-------- PROVIDED RECORDS
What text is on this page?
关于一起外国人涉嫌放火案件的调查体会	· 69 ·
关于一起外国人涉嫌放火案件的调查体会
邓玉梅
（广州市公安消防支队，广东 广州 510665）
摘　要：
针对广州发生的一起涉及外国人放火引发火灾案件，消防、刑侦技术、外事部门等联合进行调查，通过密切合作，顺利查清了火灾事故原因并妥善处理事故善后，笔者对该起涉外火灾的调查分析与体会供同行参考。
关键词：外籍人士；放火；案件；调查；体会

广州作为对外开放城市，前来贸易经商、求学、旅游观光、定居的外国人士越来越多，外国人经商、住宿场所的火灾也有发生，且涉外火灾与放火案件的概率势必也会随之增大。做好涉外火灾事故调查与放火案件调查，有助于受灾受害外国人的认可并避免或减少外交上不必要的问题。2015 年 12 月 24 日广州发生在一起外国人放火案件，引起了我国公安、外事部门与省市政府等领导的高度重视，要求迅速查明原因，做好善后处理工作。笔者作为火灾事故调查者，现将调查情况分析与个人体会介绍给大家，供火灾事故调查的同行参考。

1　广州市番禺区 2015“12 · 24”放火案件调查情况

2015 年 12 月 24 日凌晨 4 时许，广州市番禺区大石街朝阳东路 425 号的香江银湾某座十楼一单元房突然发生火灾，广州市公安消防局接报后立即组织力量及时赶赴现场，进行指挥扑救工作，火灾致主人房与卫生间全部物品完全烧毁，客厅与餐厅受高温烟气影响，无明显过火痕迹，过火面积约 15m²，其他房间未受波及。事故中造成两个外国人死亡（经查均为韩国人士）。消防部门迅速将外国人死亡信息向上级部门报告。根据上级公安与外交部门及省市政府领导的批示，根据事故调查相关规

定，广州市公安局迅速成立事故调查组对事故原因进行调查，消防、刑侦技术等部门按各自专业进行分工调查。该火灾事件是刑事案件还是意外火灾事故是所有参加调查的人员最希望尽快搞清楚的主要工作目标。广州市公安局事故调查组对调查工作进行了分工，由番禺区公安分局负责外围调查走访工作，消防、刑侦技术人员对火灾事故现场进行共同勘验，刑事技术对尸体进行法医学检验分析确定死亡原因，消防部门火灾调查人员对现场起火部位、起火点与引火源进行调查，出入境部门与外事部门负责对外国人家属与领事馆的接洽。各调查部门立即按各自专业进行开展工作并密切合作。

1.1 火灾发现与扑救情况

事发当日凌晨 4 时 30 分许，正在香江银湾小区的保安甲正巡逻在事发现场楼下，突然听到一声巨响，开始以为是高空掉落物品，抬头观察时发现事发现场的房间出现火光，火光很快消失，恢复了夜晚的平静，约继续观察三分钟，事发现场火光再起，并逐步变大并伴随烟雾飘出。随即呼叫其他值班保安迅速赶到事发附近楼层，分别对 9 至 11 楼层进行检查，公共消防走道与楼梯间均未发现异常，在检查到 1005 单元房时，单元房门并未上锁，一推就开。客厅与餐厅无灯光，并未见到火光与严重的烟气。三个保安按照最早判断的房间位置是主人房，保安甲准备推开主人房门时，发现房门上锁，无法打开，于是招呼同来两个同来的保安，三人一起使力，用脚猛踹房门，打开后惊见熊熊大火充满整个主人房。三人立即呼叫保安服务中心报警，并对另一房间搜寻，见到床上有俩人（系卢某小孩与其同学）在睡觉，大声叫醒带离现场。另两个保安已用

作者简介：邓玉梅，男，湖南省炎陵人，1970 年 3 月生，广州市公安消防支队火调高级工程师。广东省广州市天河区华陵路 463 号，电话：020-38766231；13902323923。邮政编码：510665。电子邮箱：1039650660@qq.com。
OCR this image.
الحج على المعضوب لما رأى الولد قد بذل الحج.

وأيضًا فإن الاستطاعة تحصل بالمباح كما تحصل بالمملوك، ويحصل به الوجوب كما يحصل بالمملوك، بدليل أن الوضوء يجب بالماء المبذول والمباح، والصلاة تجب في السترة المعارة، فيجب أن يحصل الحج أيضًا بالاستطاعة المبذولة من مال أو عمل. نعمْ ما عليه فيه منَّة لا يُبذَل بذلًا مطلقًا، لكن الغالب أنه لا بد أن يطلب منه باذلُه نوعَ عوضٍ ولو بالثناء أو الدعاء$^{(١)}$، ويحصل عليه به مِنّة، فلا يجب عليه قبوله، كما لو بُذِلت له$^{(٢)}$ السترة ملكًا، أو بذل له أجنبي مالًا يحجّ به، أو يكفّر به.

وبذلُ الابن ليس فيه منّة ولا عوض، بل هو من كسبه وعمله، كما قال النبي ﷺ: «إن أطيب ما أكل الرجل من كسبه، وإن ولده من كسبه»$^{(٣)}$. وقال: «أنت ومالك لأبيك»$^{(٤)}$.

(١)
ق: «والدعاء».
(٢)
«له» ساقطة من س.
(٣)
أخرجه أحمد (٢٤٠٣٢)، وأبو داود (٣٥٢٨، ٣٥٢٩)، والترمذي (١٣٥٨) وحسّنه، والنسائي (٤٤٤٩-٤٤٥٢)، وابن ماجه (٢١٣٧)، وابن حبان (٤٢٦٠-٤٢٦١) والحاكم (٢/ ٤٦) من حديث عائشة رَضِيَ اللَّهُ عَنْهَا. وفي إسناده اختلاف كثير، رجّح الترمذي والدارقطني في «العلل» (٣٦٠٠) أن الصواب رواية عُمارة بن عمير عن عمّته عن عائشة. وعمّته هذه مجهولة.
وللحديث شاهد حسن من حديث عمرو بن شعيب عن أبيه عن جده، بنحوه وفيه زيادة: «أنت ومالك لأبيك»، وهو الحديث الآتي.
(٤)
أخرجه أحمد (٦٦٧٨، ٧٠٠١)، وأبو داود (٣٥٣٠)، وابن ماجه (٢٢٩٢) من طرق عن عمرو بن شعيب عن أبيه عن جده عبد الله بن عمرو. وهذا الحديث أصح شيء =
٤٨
----------------
GIVEN PROBLEM: Search the entries for the word "الحديث", then gather every line that has it.

FULL SOLUTION:
وللحديث شاهد حسن من حديث عمرو بن شعيب عن أبيه عن جده، بنحوه وفيه زيادة: «أنت ومالك لأبيك»، وهو الحديث الآتي.
أخرجه أحمد (٦٦٧٨، ٧٠٠١)، وأبو داود (٣٥٣٠)، وابن ماجه (٢٢٩٢) من طرق عن عمرو بن شعيب عن أبيه عن جده عبد الله بن عمرو. وهذا الحديث أصح شيء =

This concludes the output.